## What is expected:
Return each line of the listing that contains the string "this".

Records
-*-

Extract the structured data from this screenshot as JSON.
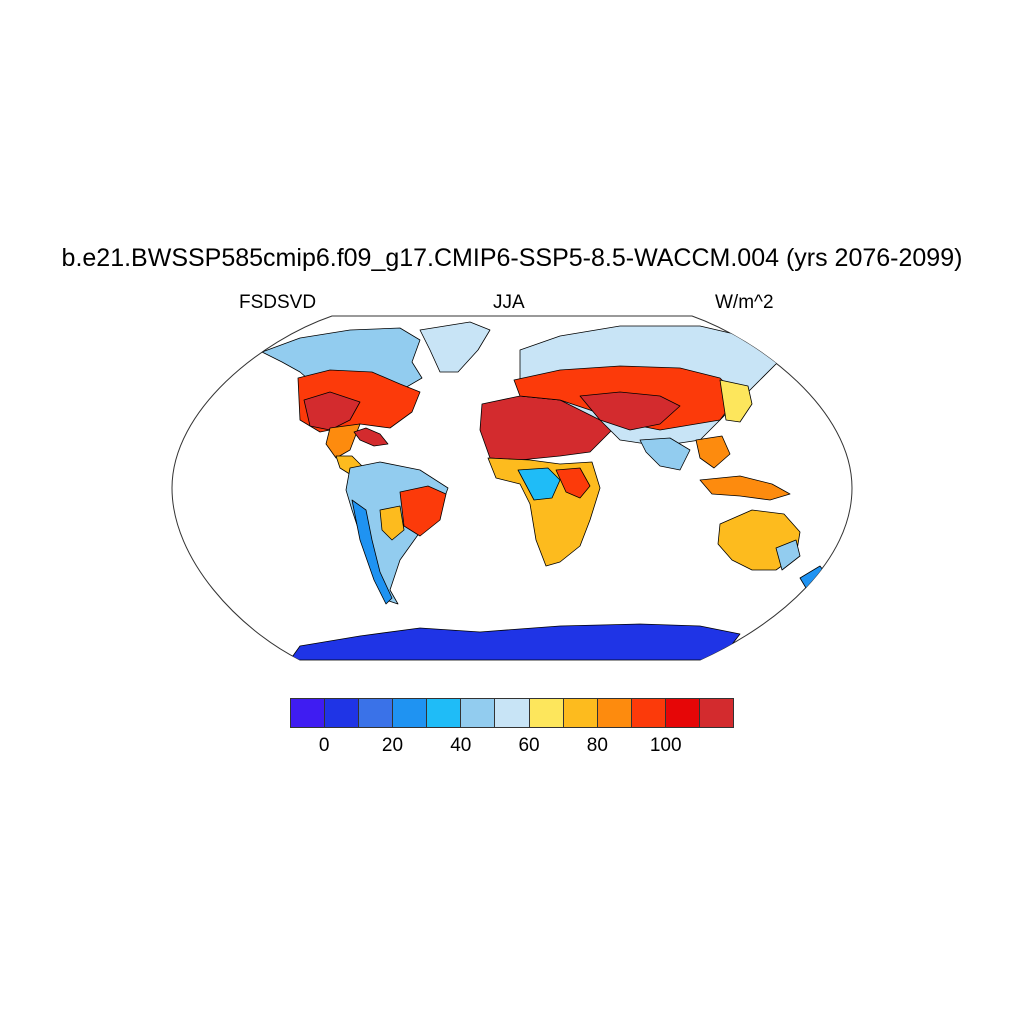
{
  "title": "b.e21.BWSSP585cmip6.f09_g17.CMIP6-SSP5-8.5-WACCM.004 (yrs 2076-2099)",
  "subtitle_left": "FSDSVD",
  "subtitle_center": "JJA",
  "subtitle_right": "W/m^2",
  "colorbar": {
    "colors": [
      "#3f1cf2",
      "#1f34e6",
      "#3a72e8",
      "#1f93f2",
      "#1fbcf7",
      "#92ccef",
      "#c8e4f6",
      "#fde65c",
      "#fdbb1e",
      "#fd8b0e",
      "#fc3a0a",
      "#e60607",
      "#d32b2e"
    ],
    "tick_labels": [
      "0",
      "20",
      "40",
      "60",
      "80",
      "100"
    ]
  },
  "colors": {
    "ocean": "#ffffff",
    "coastline": "#000000"
  }
}
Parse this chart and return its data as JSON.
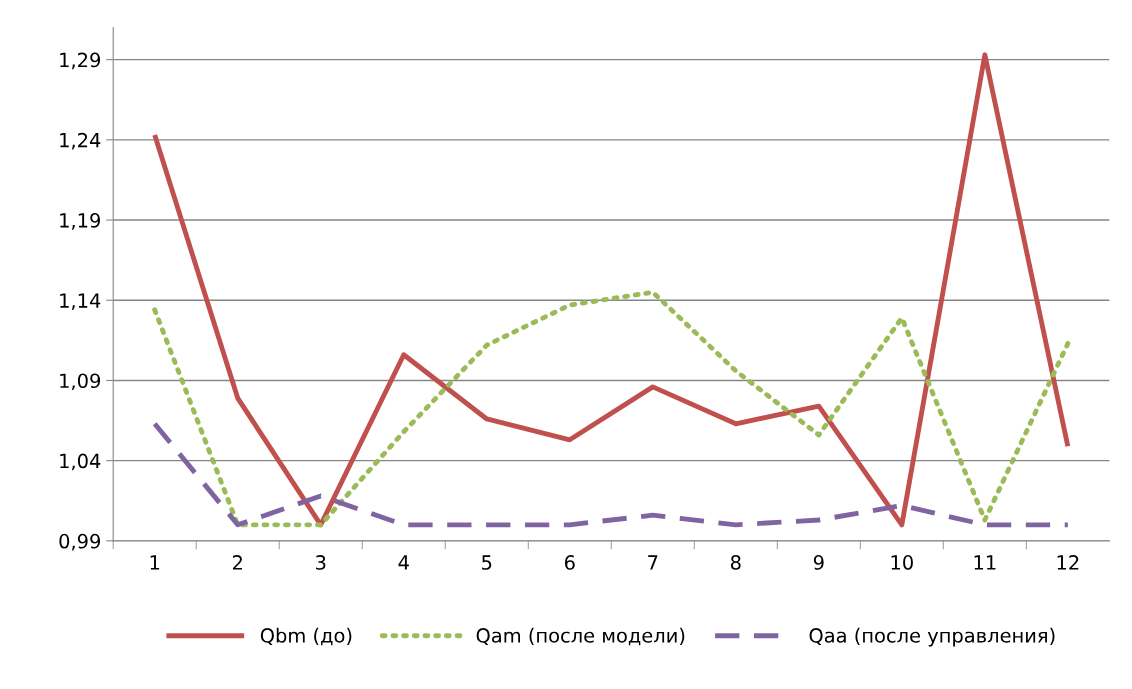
{
  "chart_data": {
    "type": "line",
    "categories": [
      "1",
      "2",
      "3",
      "4",
      "5",
      "6",
      "7",
      "8",
      "9",
      "10",
      "11",
      "12"
    ],
    "series": [
      {
        "name": "Qbm (до)",
        "color": "#c0504d",
        "line_style": "solid",
        "values": [
          1.243,
          1.079,
          1.0,
          1.106,
          1.066,
          1.053,
          1.086,
          1.063,
          1.074,
          1.0,
          1.293,
          1.049
        ]
      },
      {
        "name": "Qam (после модели)",
        "color": "#9bbb59",
        "line_style": "dotted",
        "values": [
          1.134,
          1.0,
          1.0,
          1.058,
          1.112,
          1.137,
          1.145,
          1.096,
          1.056,
          1.129,
          1.003,
          1.113
        ]
      },
      {
        "name": "Qaa (после управления)",
        "color": "#8064a2",
        "line_style": "dashed",
        "values": [
          1.063,
          1.0,
          1.018,
          1.0,
          1.0,
          1.0,
          1.006,
          1.0,
          1.003,
          1.012,
          1.0,
          1.0
        ]
      }
    ],
    "ylim": [
      0.99,
      1.31
    ],
    "yticks": [
      {
        "value": 0.99,
        "label": "0,99"
      },
      {
        "value": 1.04,
        "label": "1,04"
      },
      {
        "value": 1.09,
        "label": "1,09"
      },
      {
        "value": 1.14,
        "label": "1,14"
      },
      {
        "value": 1.19,
        "label": "1,19"
      },
      {
        "value": 1.24,
        "label": "1,24"
      },
      {
        "value": 1.29,
        "label": "1,29"
      }
    ],
    "grid": "y",
    "legend": "bottom",
    "marker": "none"
  }
}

-*-

## Output below:
Extract the structured data from this screenshot as JSON.
Parse this chart and return its data as JSON.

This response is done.